══ Exercise input ══

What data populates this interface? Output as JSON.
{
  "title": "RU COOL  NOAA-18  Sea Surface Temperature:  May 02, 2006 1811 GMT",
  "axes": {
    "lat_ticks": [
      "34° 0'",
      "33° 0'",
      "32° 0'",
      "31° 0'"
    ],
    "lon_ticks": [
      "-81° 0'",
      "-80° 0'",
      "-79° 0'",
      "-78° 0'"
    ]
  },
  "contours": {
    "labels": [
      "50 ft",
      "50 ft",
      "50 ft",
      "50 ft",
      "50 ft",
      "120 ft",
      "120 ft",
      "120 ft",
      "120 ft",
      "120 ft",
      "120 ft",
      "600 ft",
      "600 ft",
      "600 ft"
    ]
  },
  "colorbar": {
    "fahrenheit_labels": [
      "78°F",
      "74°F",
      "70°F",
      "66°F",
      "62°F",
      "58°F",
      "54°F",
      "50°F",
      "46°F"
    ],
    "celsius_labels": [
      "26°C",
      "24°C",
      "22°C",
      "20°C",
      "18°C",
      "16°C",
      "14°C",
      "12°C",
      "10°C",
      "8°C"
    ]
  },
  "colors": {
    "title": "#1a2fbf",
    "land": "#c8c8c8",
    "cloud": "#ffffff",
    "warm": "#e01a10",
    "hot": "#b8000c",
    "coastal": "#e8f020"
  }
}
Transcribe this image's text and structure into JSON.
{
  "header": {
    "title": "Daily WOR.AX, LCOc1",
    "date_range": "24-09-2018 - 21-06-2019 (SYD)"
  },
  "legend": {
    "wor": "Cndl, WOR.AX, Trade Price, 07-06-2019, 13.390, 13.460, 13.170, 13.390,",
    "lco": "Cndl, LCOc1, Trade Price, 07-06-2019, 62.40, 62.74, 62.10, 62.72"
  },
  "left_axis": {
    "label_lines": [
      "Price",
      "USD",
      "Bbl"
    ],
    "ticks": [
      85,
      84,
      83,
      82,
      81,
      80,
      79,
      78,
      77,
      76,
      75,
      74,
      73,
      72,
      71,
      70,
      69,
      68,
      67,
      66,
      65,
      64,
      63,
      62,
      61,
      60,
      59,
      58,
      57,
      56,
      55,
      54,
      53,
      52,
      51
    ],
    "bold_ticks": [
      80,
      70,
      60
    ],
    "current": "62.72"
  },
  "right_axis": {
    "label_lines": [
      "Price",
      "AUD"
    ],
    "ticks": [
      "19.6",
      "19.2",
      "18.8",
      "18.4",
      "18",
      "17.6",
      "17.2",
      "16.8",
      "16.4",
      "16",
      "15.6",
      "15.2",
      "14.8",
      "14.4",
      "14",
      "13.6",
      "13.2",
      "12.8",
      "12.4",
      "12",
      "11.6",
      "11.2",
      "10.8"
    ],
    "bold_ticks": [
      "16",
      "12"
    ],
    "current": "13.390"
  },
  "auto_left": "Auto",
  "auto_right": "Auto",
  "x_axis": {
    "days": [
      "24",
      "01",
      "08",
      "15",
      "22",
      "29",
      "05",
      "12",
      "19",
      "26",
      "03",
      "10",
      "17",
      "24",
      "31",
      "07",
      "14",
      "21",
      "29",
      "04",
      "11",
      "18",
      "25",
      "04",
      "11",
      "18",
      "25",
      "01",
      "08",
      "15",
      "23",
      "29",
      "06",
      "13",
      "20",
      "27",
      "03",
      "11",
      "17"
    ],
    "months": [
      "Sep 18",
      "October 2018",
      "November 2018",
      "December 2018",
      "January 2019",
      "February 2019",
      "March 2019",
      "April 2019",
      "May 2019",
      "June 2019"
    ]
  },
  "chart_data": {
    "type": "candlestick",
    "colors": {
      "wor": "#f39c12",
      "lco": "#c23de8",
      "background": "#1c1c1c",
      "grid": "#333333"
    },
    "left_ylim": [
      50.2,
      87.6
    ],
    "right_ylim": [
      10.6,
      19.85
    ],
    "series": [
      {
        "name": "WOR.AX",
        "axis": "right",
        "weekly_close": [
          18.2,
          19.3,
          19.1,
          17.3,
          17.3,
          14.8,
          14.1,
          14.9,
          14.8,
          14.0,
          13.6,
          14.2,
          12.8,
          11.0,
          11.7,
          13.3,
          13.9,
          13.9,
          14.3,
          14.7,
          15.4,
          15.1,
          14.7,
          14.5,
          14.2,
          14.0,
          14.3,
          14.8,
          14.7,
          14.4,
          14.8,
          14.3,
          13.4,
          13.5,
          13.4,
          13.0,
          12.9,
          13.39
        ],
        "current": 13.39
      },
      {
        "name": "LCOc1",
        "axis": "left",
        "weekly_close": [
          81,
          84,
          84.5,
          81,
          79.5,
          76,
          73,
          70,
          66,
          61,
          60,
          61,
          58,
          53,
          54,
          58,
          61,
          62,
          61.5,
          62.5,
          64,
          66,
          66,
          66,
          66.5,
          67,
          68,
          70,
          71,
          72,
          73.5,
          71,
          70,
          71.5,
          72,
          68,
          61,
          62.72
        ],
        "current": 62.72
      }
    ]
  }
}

═══

- Instructions to follow: Each record above should be output again exactly.

- Answer:
What data populates this interface? Output as JSON.
{
  "title": "RU COOL  NOAA-18  Sea Surface Temperature:  May 02, 2006 1811 GMT",
  "axes": {
    "lat_ticks": [
      "34° 0'",
      "33° 0'",
      "32° 0'",
      "31° 0'"
    ],
    "lon_ticks": [
      "-81° 0'",
      "-80° 0'",
      "-79° 0'",
      "-78° 0'"
    ]
  },
  "contours": {
    "labels": [
      "50 ft",
      "50 ft",
      "50 ft",
      "50 ft",
      "50 ft",
      "120 ft",
      "120 ft",
      "120 ft",
      "120 ft",
      "120 ft",
      "120 ft",
      "600 ft",
      "600 ft",
      "600 ft"
    ]
  },
  "colorbar": {
    "fahrenheit_labels": [
      "78°F",
      "74°F",
      "70°F",
      "66°F",
      "62°F",
      "58°F",
      "54°F",
      "50°F",
      "46°F"
    ],
    "celsius_labels": [
      "26°C",
      "24°C",
      "22°C",
      "20°C",
      "18°C",
      "16°C",
      "14°C",
      "12°C",
      "10°C",
      "8°C"
    ]
  },
  "colors": {
    "title": "#1a2fbf",
    "land": "#c8c8c8",
    "cloud": "#ffffff",
    "warm": "#e01a10",
    "hot": "#b8000c",
    "coastal": "#e8f020"
  }
}
Transcribe this image's text and structure into JSON.
{
  "header": {
    "title": "Daily WOR.AX, LCOc1",
    "date_range": "24-09-2018 - 21-06-2019 (SYD)"
  },
  "legend": {
    "wor": "Cndl, WOR.AX, Trade Price, 07-06-2019, 13.390, 13.460, 13.170, 13.390,",
    "lco": "Cndl, LCOc1, Trade Price, 07-06-2019, 62.40, 62.74, 62.10, 62.72"
  },
  "left_axis": {
    "label_lines": [
      "Price",
      "USD",
      "Bbl"
    ],
    "ticks": [
      85,
      84,
      83,
      82,
      81,
      80,
      79,
      78,
      77,
      76,
      75,
      74,
      73,
      72,
      71,
      70,
      69,
      68,
      67,
      66,
      65,
      64,
      63,
      62,
      61,
      60,
      59,
      58,
      57,
      56,
      55,
      54,
      53,
      52,
      51
    ],
    "bold_ticks": [
      80,
      70,
      60
    ],
    "current": "62.72"
  },
  "right_axis": {
    "label_lines": [
      "Price",
      "AUD"
    ],
    "ticks": [
      "19.6",
      "19.2",
      "18.8",
      "18.4",
      "18",
      "17.6",
      "17.2",
      "16.8",
      "16.4",
      "16",
      "15.6",
      "15.2",
      "14.8",
      "14.4",
      "14",
      "13.6",
      "13.2",
      "12.8",
      "12.4",
      "12",
      "11.6",
      "11.2",
      "10.8"
    ],
    "bold_ticks": [
      "16",
      "12"
    ],
    "current": "13.390"
  },
  "auto_left": "Auto",
  "auto_right": "Auto",
  "x_axis": {
    "days": [
      "24",
      "01",
      "08",
      "15",
      "22",
      "29",
      "05",
      "12",
      "19",
      "26",
      "03",
      "10",
      "17",
      "24",
      "31",
      "07",
      "14",
      "21",
      "29",
      "04",
      "11",
      "18",
      "25",
      "04",
      "11",
      "18",
      "25",
      "01",
      "08",
      "15",
      "23",
      "29",
      "06",
      "13",
      "20",
      "27",
      "03",
      "11",
      "17"
    ],
    "months": [
      "Sep 18",
      "October 2018",
      "November 2018",
      "December 2018",
      "January 2019",
      "February 2019",
      "March 2019",
      "April 2019",
      "May 2019",
      "June 2019"
    ]
  },
  "chart_data": {
    "type": "candlestick",
    "colors": {
      "wor": "#f39c12",
      "lco": "#c23de8",
      "background": "#1c1c1c",
      "grid": "#333333"
    },
    "left_ylim": [
      50.2,
      87.6
    ],
    "right_ylim": [
      10.6,
      19.85
    ],
    "series": [
      {
        "name": "WOR.AX",
        "axis": "right",
        "weekly_close": [
          18.2,
          19.3,
          19.1,
          17.3,
          17.3,
          14.8,
          14.1,
          14.9,
          14.8,
          14.0,
          13.6,
          14.2,
          12.8,
          11.0,
          11.7,
          13.3,
          13.9,
          13.9,
          14.3,
          14.7,
          15.4,
          15.1,
          14.7,
          14.5,
          14.2,
          14.0,
          14.3,
          14.8,
          14.7,
          14.4,
          14.8,
          14.3,
          13.4,
          13.5,
          13.4,
          13.0,
          12.9,
          13.39
        ],
        "current": 13.39
      },
      {
        "name": "LCOc1",
        "axis": "left",
        "weekly_close": [
          81,
          84,
          84.5,
          81,
          79.5,
          76,
          73,
          70,
          66,
          61,
          60,
          61,
          58,
          53,
          54,
          58,
          61,
          62,
          61.5,
          62.5,
          64,
          66,
          66,
          66,
          66.5,
          67,
          68,
          70,
          71,
          72,
          73.5,
          71,
          70,
          71.5,
          72,
          68,
          61,
          62.72
        ],
        "current": 62.72
      }
    ]
  }
}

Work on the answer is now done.